■ Brief:
The records that follow are to be repeated without alteration.
— Start Source records —
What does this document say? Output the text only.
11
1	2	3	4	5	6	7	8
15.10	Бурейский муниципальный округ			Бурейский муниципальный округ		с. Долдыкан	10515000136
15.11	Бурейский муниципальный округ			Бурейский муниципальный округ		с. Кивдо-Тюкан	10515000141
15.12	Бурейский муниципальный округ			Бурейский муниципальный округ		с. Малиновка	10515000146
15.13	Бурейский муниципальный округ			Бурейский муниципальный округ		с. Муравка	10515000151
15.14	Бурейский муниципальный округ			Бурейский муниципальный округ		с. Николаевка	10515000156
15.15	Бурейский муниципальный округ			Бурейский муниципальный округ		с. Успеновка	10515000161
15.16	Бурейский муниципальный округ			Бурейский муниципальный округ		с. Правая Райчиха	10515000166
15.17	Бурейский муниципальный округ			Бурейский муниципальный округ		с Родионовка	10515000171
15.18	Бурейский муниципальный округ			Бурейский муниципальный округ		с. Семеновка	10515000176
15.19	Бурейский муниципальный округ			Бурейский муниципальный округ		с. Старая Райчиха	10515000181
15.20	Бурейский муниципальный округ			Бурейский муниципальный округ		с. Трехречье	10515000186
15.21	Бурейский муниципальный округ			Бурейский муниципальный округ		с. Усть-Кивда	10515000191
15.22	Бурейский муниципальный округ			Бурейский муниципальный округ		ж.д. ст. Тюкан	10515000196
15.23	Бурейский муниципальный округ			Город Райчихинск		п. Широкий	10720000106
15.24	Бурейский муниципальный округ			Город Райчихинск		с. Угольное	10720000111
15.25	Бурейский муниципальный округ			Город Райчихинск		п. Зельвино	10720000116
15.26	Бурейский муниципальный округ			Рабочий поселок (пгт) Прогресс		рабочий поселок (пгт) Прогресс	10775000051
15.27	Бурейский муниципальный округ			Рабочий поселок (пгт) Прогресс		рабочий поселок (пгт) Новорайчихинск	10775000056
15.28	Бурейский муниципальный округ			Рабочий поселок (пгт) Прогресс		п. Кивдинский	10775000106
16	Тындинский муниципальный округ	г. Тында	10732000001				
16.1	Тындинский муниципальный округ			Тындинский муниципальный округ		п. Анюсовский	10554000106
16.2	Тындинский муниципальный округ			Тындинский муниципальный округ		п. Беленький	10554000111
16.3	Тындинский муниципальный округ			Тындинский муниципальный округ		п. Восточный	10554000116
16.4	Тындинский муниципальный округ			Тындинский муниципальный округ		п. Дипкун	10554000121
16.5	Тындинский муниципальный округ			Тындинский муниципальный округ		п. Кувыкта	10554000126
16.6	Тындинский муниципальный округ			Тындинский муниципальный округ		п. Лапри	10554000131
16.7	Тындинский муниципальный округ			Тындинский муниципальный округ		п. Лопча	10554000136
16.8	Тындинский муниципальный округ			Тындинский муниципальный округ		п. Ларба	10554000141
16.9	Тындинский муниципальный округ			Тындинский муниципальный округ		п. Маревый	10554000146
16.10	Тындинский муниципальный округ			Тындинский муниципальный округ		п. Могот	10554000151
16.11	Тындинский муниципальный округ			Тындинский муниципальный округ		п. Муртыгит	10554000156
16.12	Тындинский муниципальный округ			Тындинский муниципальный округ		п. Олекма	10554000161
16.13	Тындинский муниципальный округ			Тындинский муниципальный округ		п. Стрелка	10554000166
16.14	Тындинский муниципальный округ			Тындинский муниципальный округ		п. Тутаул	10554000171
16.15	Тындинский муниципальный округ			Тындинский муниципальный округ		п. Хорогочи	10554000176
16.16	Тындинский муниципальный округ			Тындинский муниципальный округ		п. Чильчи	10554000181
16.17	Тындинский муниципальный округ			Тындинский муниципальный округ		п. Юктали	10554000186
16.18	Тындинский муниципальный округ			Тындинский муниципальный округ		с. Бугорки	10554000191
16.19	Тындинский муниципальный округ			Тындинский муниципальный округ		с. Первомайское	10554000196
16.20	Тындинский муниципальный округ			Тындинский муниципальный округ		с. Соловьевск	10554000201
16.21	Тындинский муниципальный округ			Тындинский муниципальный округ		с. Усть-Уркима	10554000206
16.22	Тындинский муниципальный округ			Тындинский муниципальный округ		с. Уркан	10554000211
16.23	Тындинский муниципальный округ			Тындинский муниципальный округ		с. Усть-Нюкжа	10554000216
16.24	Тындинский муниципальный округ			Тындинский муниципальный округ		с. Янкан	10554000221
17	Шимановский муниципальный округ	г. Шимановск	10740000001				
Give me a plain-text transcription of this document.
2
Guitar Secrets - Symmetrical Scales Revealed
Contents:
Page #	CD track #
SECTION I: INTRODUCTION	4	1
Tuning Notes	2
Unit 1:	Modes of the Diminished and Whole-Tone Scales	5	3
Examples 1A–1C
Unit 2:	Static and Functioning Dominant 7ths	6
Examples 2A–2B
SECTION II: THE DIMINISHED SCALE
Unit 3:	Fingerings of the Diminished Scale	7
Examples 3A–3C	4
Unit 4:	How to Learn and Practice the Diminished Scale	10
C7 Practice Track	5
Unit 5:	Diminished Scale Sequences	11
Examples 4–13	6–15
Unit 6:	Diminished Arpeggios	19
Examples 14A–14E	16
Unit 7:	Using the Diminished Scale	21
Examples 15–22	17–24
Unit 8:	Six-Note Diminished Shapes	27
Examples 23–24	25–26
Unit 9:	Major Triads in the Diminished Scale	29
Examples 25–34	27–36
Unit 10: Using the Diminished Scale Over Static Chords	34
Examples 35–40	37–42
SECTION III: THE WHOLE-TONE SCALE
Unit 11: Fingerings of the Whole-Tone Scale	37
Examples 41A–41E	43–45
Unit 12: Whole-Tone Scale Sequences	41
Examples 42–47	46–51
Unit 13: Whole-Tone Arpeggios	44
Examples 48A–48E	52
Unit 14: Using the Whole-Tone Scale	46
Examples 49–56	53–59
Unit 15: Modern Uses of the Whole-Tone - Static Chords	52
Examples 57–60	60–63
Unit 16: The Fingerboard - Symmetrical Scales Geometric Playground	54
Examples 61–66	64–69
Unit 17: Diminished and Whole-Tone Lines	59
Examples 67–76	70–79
— End Source records —
■ Solution:
What does this document say? Output the text only.
11
1	2	3	4	5	6	7	8
15.10	Бурейский муниципальный округ			Бурейский муниципальный округ		с. Долдыкан	10515000136
15.11	Бурейский муниципальный округ			Бурейский муниципальный округ		с. Кивдо-Тюкан	10515000141
15.12	Бурейский муниципальный округ			Бурейский муниципальный округ		с. Малиновка	10515000146
15.13	Бурейский муниципальный округ			Бурейский муниципальный округ		с. Муравка	10515000151
15.14	Бурейский муниципальный округ			Бурейский муниципальный округ		с. Николаевка	10515000156
15.15	Бурейский муниципальный округ			Бурейский муниципальный округ		с. Успеновка	10515000161
15.16	Бурейский муниципальный округ			Бурейский муниципальный округ		с. Правая Райчиха	10515000166
15.17	Бурейский муниципальный округ			Бурейский муниципальный округ		с Родионовка	10515000171
15.18	Бурейский муниципальный округ			Бурейский муниципальный округ		с. Семеновка	10515000176
15.19	Бурейский муниципальный округ			Бурейский муниципальный округ		с. Старая Райчиха	10515000181
15.20	Бурейский муниципальный округ			Бурейский муниципальный округ		с. Трехречье	10515000186
15.21	Бурейский муниципальный округ			Бурейский муниципальный округ		с. Усть-Кивда	10515000191
15.22	Бурейский муниципальный округ			Бурейский муниципальный округ		ж.д. ст. Тюкан	10515000196
15.23	Бурейский муниципальный округ			Город Райчихинск		п. Широкий	10720000106
15.24	Бурейский муниципальный округ			Город Райчихинск		с. Угольное	10720000111
15.25	Бурейский муниципальный округ			Город Райчихинск		п. Зельвино	10720000116
15.26	Бурейский муниципальный округ			Рабочий поселок (пгт) Прогресс		рабочий поселок (пгт) Прогресс	10775000051
15.27	Бурейский муниципальный округ			Рабочий поселок (пгт) Прогресс		рабочий поселок (пгт) Новорайчихинск	10775000056
15.28	Бурейский муниципальный округ			Рабочий поселок (пгт) Прогресс		п. Кивдинский	10775000106
16	Тындинский муниципальный округ	г. Тында	10732000001				
16.1	Тындинский муниципальный округ			Тындинский муниципальный округ		п. Анюсовский	10554000106
16.2	Тындинский муниципальный округ			Тындинский муниципальный округ		п. Беленький	10554000111
16.3	Тындинский муниципальный округ			Тындинский муниципальный округ		п. Восточный	10554000116
16.4	Тындинский муниципальный округ			Тындинский муниципальный округ		п. Дипкун	10554000121
16.5	Тындинский муниципальный округ			Тындинский муниципальный округ		п. Кувыкта	10554000126
16.6	Тындинский муниципальный округ			Тындинский муниципальный округ		п. Лапри	10554000131
16.7	Тындинский муниципальный округ			Тындинский муниципальный округ		п. Лопча	10554000136
16.8	Тындинский муниципальный округ			Тындинский муниципальный округ		п. Ларба	10554000141
16.9	Тындинский муниципальный округ			Тындинский муниципальный округ		п. Маревый	10554000146
16.10	Тындинский муниципальный округ			Тындинский муниципальный округ		п. Могот	10554000151
16.11	Тындинский муниципальный округ			Тындинский муниципальный округ		п. Муртыгит	10554000156
16.12	Тындинский муниципальный округ			Тындинский муниципальный округ		п. Олекма	10554000161
16.13	Тындинский муниципальный округ			Тындинский муниципальный округ		п. Стрелка	10554000166
16.14	Тындинский муниципальный округ			Тындинский муниципальный округ		п. Тутаул	10554000171
16.15	Тындинский муниципальный округ			Тындинский муниципальный округ		п. Хорогочи	10554000176
16.16	Тындинский муниципальный округ			Тындинский муниципальный округ		п. Чильчи	10554000181
16.17	Тындинский муниципальный округ			Тындинский муниципальный округ		п. Юктали	10554000186
16.18	Тындинский муниципальный округ			Тындинский муниципальный округ		с. Бугорки	10554000191
16.19	Тындинский муниципальный округ			Тындинский муниципальный округ		с. Первомайское	10554000196
16.20	Тындинский муниципальный округ			Тындинский муниципальный округ		с. Соловьевск	10554000201
16.21	Тындинский муниципальный округ			Тындинский муниципальный округ		с. Усть-Уркима	10554000206
16.22	Тындинский муниципальный округ			Тындинский муниципальный округ		с. Уркан	10554000211
16.23	Тындинский муниципальный округ			Тындинский муниципальный округ		с. Усть-Нюкжа	10554000216
16.24	Тындинский муниципальный округ			Тындинский муниципальный округ		с. Янкан	10554000221
17	Шимановский муниципальный округ	г. Шимановск	10740000001				
Give me a plain-text transcription of this document.
2
Guitar Secrets - Symmetrical Scales Revealed
Contents:
Page #	CD track #
SECTION I: INTRODUCTION	4	1
Tuning Notes	2
Unit 1:	Modes of the Diminished and Whole-Tone Scales	5	3
Examples 1A–1C
Unit 2:	Static and Functioning Dominant 7ths	6
Examples 2A–2B
SECTION II: THE DIMINISHED SCALE
Unit 3:	Fingerings of the Diminished Scale	7
Examples 3A–3C	4
Unit 4:	How to Learn and Practice the Diminished Scale	10
C7 Practice Track	5
Unit 5:	Diminished Scale Sequences	11
Examples 4–13	6–15
Unit 6:	Diminished Arpeggios	19
Examples 14A–14E	16
Unit 7:	Using the Diminished Scale	21
Examples 15–22	17–24
Unit 8:	Six-Note Diminished Shapes	27
Examples 23–24	25–26
Unit 9:	Major Triads in the Diminished Scale	29
Examples 25–34	27–36
Unit 10: Using the Diminished Scale Over Static Chords	34
Examples 35–40	37–42
SECTION III: THE WHOLE-TONE SCALE
Unit 11: Fingerings of the Whole-Tone Scale	37
Examples 41A–41E	43–45
Unit 12: Whole-Tone Scale Sequences	41
Examples 42–47	46–51
Unit 13: Whole-Tone Arpeggios	44
Examples 48A–48E	52
Unit 14: Using the Whole-Tone Scale	46
Examples 49–56	53–59
Unit 15: Modern Uses of the Whole-Tone - Static Chords	52
Examples 57–60	60–63
Unit 16: The Fingerboard - Symmetrical Scales Geometric Playground	54
Examples 61–66	64–69
Unit 17: Diminished and Whole-Tone Lines	59
Examples 67–76	70–79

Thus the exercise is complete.